→ **Aim**
Check each line below for "werden" and report how many have it, nothing else.

→ **Material shown**
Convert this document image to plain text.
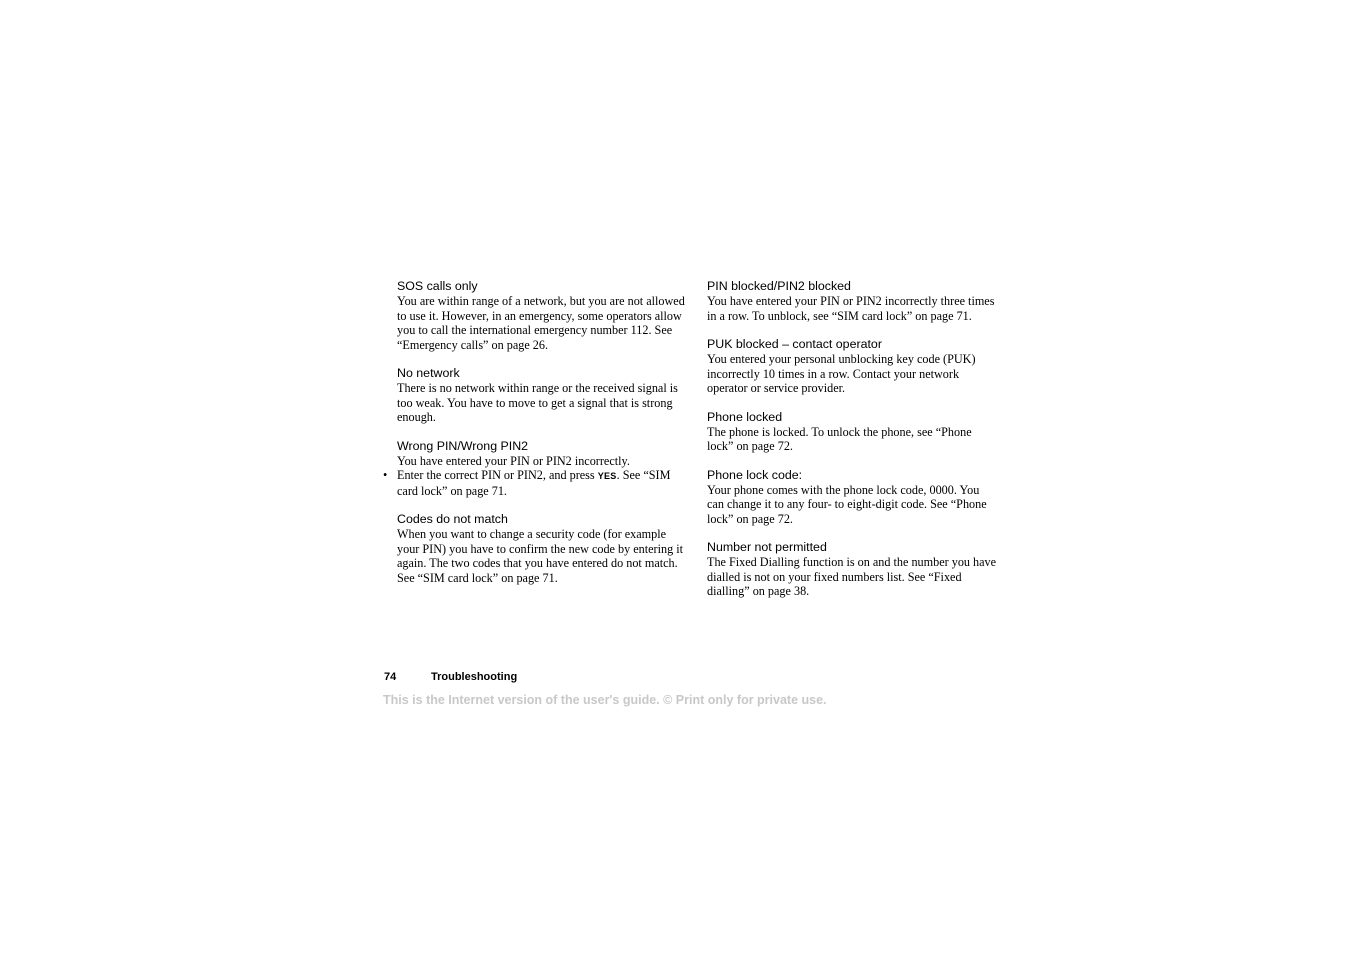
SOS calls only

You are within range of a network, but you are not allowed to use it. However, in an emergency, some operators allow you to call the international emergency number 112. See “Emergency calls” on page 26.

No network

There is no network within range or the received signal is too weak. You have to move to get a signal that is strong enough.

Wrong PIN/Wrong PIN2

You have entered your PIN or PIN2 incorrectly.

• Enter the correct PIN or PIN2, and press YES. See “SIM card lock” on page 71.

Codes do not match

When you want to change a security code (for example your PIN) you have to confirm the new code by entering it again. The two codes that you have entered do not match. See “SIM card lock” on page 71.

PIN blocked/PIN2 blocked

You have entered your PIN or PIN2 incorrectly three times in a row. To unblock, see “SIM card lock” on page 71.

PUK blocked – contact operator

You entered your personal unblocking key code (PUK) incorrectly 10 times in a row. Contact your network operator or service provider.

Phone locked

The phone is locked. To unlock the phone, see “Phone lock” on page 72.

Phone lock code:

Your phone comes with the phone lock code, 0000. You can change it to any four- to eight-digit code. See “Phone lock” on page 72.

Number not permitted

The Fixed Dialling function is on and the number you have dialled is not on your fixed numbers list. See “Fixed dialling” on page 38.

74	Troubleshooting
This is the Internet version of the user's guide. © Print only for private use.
--
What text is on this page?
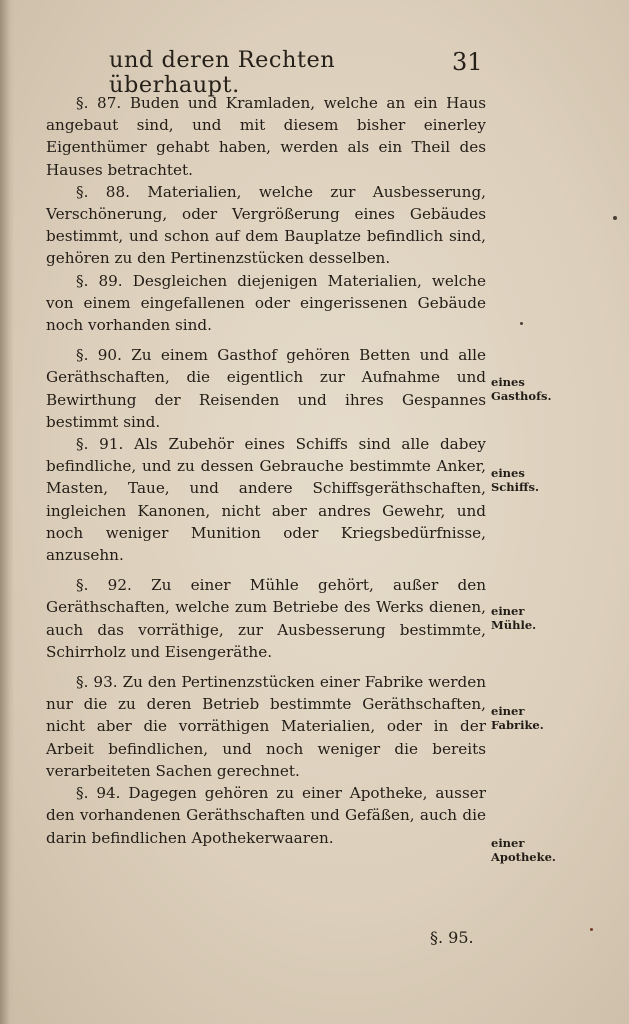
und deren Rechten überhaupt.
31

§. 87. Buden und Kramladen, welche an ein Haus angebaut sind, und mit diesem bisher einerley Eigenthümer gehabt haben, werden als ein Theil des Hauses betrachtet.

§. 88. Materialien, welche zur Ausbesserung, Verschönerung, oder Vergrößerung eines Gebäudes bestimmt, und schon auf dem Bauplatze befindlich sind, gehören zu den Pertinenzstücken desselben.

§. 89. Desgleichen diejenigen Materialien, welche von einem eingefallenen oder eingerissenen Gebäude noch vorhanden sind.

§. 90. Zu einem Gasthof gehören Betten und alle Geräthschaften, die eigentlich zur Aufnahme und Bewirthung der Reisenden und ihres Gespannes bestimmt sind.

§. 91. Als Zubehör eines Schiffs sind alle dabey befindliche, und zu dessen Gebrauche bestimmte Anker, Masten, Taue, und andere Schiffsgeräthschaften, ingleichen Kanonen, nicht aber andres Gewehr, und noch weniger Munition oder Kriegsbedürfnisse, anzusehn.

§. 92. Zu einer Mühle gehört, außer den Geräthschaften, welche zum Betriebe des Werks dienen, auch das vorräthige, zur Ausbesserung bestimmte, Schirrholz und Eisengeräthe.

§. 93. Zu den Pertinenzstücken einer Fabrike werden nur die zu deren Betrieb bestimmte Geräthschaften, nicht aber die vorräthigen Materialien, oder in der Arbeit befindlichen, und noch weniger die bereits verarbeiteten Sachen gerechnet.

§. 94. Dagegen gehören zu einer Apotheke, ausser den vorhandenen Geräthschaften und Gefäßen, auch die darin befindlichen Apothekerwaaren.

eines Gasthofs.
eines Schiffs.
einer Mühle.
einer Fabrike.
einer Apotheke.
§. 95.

→ **Answer to this task**
2